• [THE REQUEST]:
Each entry below is to be printed verbatim.

• [DATA LINES]:
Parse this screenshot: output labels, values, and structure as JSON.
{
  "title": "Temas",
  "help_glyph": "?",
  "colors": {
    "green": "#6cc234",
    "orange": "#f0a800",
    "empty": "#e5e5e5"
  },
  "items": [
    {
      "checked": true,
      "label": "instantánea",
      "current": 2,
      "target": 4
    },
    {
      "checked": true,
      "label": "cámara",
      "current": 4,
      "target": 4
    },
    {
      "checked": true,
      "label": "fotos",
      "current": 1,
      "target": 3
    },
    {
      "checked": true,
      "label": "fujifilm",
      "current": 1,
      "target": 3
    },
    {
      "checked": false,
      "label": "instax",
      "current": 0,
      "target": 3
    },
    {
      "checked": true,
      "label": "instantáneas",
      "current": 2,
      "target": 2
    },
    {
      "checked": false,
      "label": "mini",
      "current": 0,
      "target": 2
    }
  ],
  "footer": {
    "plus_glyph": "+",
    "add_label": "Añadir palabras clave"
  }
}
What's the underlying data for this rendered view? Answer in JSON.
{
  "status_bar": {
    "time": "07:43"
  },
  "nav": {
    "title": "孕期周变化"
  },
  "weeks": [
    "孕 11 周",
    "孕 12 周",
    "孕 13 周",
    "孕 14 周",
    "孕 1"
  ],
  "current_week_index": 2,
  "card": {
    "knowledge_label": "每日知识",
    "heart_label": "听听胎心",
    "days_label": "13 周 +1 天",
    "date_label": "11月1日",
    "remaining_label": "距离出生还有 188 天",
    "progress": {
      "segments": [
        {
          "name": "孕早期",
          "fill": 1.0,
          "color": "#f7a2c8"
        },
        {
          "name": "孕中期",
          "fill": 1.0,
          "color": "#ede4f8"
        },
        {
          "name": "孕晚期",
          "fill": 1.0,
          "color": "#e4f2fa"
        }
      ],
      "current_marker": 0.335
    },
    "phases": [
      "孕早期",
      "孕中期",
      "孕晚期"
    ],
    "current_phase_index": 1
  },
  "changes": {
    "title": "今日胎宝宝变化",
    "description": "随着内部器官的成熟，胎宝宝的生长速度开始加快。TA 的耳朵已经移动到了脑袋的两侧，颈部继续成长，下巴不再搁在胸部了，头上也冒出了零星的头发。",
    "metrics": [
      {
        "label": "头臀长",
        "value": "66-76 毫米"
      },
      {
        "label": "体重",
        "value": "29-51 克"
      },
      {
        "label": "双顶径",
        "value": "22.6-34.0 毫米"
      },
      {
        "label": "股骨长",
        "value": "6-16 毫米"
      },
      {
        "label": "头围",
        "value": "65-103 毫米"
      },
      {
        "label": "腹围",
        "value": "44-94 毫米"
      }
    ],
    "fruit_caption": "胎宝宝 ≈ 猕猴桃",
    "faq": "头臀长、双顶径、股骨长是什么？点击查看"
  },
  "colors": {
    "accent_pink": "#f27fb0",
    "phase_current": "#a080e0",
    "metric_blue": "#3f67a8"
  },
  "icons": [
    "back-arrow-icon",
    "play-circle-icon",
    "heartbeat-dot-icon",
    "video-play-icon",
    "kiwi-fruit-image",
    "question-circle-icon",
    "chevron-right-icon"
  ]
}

• [RESPONSE TO THE EXERCISE]:
Parse this screenshot: output labels, values, and structure as JSON.
{
  "title": "Temas",
  "help_glyph": "?",
  "colors": {
    "green": "#6cc234",
    "orange": "#f0a800",
    "empty": "#e5e5e5"
  },
  "items": [
    {
      "checked": true,
      "label": "instantánea",
      "current": 2,
      "target": 4
    },
    {
      "checked": true,
      "label": "cámara",
      "current": 4,
      "target": 4
    },
    {
      "checked": true,
      "label": "fotos",
      "current": 1,
      "target": 3
    },
    {
      "checked": true,
      "label": "fujifilm",
      "current": 1,
      "target": 3
    },
    {
      "checked": false,
      "label": "instax",
      "current": 0,
      "target": 3
    },
    {
      "checked": true,
      "label": "instantáneas",
      "current": 2,
      "target": 2
    },
    {
      "checked": false,
      "label": "mini",
      "current": 0,
      "target": 2
    }
  ],
  "footer": {
    "plus_glyph": "+",
    "add_label": "Añadir palabras clave"
  }
}
What's the underlying data for this rendered view? Answer in JSON.
{
  "status_bar": {
    "time": "07:43"
  },
  "nav": {
    "title": "孕期周变化"
  },
  "weeks": [
    "孕 11 周",
    "孕 12 周",
    "孕 13 周",
    "孕 14 周",
    "孕 1"
  ],
  "current_week_index": 2,
  "card": {
    "knowledge_label": "每日知识",
    "heart_label": "听听胎心",
    "days_label": "13 周 +1 天",
    "date_label": "11月1日",
    "remaining_label": "距离出生还有 188 天",
    "progress": {
      "segments": [
        {
          "name": "孕早期",
          "fill": 1.0,
          "color": "#f7a2c8"
        },
        {
          "name": "孕中期",
          "fill": 1.0,
          "color": "#ede4f8"
        },
        {
          "name": "孕晚期",
          "fill": 1.0,
          "color": "#e4f2fa"
        }
      ],
      "current_marker": 0.335
    },
    "phases": [
      "孕早期",
      "孕中期",
      "孕晚期"
    ],
    "current_phase_index": 1
  },
  "changes": {
    "title": "今日胎宝宝变化",
    "description": "随着内部器官的成熟，胎宝宝的生长速度开始加快。TA 的耳朵已经移动到了脑袋的两侧，颈部继续成长，下巴不再搁在胸部了，头上也冒出了零星的头发。",
    "metrics": [
      {
        "label": "头臀长",
        "value": "66-76 毫米"
      },
      {
        "label": "体重",
        "value": "29-51 克"
      },
      {
        "label": "双顶径",
        "value": "22.6-34.0 毫米"
      },
      {
        "label": "股骨长",
        "value": "6-16 毫米"
      },
      {
        "label": "头围",
        "value": "65-103 毫米"
      },
      {
        "label": "腹围",
        "value": "44-94 毫米"
      }
    ],
    "fruit_caption": "胎宝宝 ≈ 猕猴桃",
    "faq": "头臀长、双顶径、股骨长是什么？点击查看"
  },
  "colors": {
    "accent_pink": "#f27fb0",
    "phase_current": "#a080e0",
    "metric_blue": "#3f67a8"
  },
  "icons": [
    "back-arrow-icon",
    "play-circle-icon",
    "heartbeat-dot-icon",
    "video-play-icon",
    "kiwi-fruit-image",
    "question-circle-icon",
    "chevron-right-icon"
  ]
}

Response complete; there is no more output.